• **EXERCISE DETAILS**
Repeat the whole listing exactly as written.

## Start

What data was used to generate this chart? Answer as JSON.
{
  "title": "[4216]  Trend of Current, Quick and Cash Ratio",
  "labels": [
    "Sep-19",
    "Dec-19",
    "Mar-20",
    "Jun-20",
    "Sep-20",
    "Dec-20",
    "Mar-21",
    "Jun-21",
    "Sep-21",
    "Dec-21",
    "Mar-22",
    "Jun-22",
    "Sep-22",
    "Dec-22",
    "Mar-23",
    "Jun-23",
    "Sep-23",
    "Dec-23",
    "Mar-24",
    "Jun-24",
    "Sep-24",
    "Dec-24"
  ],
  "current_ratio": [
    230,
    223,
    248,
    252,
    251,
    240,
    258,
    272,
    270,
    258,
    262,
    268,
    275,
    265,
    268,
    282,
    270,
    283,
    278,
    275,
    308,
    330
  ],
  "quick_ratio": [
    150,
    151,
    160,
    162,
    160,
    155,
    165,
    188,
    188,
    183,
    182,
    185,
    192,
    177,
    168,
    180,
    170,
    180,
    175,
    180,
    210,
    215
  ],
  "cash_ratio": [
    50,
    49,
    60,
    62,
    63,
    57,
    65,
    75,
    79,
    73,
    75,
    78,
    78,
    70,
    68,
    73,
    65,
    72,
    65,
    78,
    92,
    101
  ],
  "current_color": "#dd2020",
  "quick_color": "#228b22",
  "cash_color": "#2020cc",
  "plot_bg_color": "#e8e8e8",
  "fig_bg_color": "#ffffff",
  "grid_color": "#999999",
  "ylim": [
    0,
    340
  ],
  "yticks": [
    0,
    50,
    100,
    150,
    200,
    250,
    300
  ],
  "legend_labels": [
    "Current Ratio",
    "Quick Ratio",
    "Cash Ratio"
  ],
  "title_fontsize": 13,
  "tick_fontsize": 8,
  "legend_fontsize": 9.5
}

## End

• **SOLUTION FOR THIS EXERCISE**
What data was used to generate this chart? Answer as JSON.
{
  "title": "[4216]  Trend of Current, Quick and Cash Ratio",
  "labels": [
    "Sep-19",
    "Dec-19",
    "Mar-20",
    "Jun-20",
    "Sep-20",
    "Dec-20",
    "Mar-21",
    "Jun-21",
    "Sep-21",
    "Dec-21",
    "Mar-22",
    "Jun-22",
    "Sep-22",
    "Dec-22",
    "Mar-23",
    "Jun-23",
    "Sep-23",
    "Dec-23",
    "Mar-24",
    "Jun-24",
    "Sep-24",
    "Dec-24"
  ],
  "current_ratio": [
    230,
    223,
    248,
    252,
    251,
    240,
    258,
    272,
    270,
    258,
    262,
    268,
    275,
    265,
    268,
    282,
    270,
    283,
    278,
    275,
    308,
    330
  ],
  "quick_ratio": [
    150,
    151,
    160,
    162,
    160,
    155,
    165,
    188,
    188,
    183,
    182,
    185,
    192,
    177,
    168,
    180,
    170,
    180,
    175,
    180,
    210,
    215
  ],
  "cash_ratio": [
    50,
    49,
    60,
    62,
    63,
    57,
    65,
    75,
    79,
    73,
    75,
    78,
    78,
    70,
    68,
    73,
    65,
    72,
    65,
    78,
    92,
    101
  ],
  "current_color": "#dd2020",
  "quick_color": "#228b22",
  "cash_color": "#2020cc",
  "plot_bg_color": "#e8e8e8",
  "fig_bg_color": "#ffffff",
  "grid_color": "#999999",
  "ylim": [
    0,
    340
  ],
  "yticks": [
    0,
    50,
    100,
    150,
    200,
    250,
    300
  ],
  "legend_labels": [
    "Current Ratio",
    "Quick Ratio",
    "Cash Ratio"
  ],
  "title_fontsize": 13,
  "tick_fontsize": 8,
  "legend_fontsize": 9.5
}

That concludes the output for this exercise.